_Directive_: Leave out the pictures and copy the remaining records exactly.

— Begin Records for processing —

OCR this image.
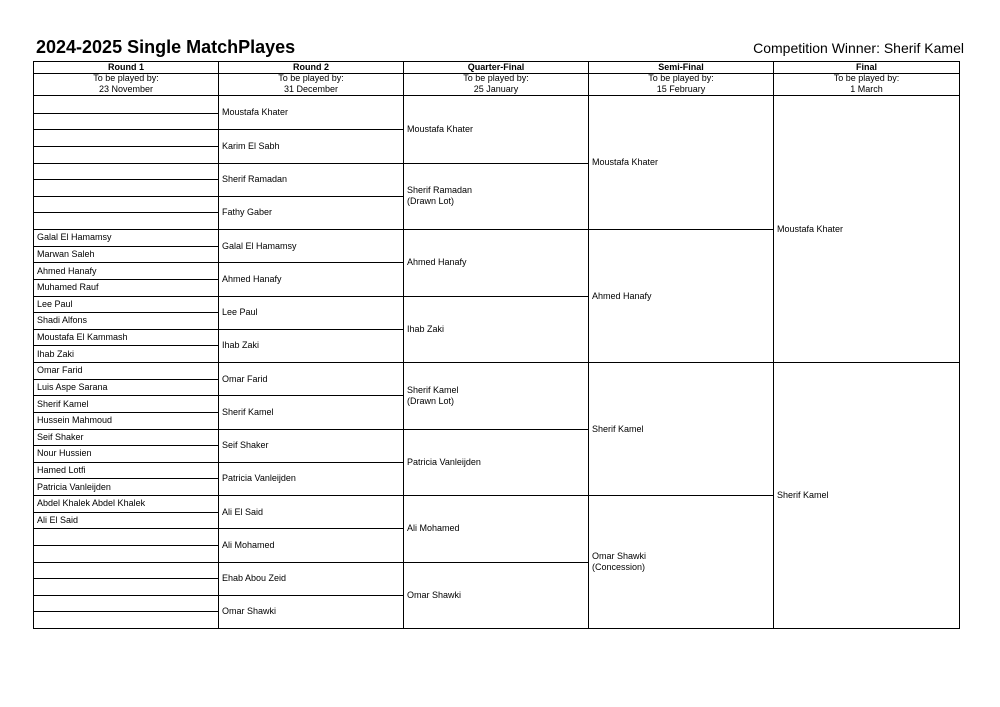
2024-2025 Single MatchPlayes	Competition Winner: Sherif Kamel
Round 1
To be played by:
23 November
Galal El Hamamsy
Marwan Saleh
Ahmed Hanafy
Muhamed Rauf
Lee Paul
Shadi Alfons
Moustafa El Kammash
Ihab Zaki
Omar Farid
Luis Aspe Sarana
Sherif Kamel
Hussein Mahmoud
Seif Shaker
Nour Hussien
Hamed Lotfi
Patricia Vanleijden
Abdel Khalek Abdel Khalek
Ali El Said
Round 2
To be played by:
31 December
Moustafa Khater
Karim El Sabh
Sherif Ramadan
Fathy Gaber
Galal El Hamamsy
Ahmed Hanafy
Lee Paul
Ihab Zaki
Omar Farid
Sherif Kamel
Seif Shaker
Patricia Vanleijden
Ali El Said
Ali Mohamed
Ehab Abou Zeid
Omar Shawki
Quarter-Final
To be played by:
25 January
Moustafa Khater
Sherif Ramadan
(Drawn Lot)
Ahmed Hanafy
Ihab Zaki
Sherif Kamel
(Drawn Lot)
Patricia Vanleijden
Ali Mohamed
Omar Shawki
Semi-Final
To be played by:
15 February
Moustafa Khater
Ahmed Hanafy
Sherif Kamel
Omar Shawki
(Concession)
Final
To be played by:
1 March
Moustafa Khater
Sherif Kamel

— End Records for processing —

_Answer to this problem_:
OCR this image.
2024-2025 Single MatchPlayes	Competition Winner: Sherif Kamel
Round 1
To be played by:
23 November
Galal El Hamamsy
Marwan Saleh
Ahmed Hanafy
Muhamed Rauf
Lee Paul
Shadi Alfons
Moustafa El Kammash
Ihab Zaki
Omar Farid
Luis Aspe Sarana
Sherif Kamel
Hussein Mahmoud
Seif Shaker
Nour Hussien
Hamed Lotfi
Patricia Vanleijden
Abdel Khalek Abdel Khalek
Ali El Said
Round 2
To be played by:
31 December
Moustafa Khater
Karim El Sabh
Sherif Ramadan
Fathy Gaber
Galal El Hamamsy
Ahmed Hanafy
Lee Paul
Ihab Zaki
Omar Farid
Sherif Kamel
Seif Shaker
Patricia Vanleijden
Ali El Said
Ali Mohamed
Ehab Abou Zeid
Omar Shawki
Quarter-Final
To be played by:
25 January
Moustafa Khater
Sherif Ramadan
(Drawn Lot)
Ahmed Hanafy
Ihab Zaki
Sherif Kamel
(Drawn Lot)
Patricia Vanleijden
Ali Mohamed
Omar Shawki
Semi-Final
To be played by:
15 February
Moustafa Khater
Ahmed Hanafy
Sherif Kamel
Omar Shawki
(Concession)
Final
To be played by:
1 March
Moustafa Khater
Sherif Kamel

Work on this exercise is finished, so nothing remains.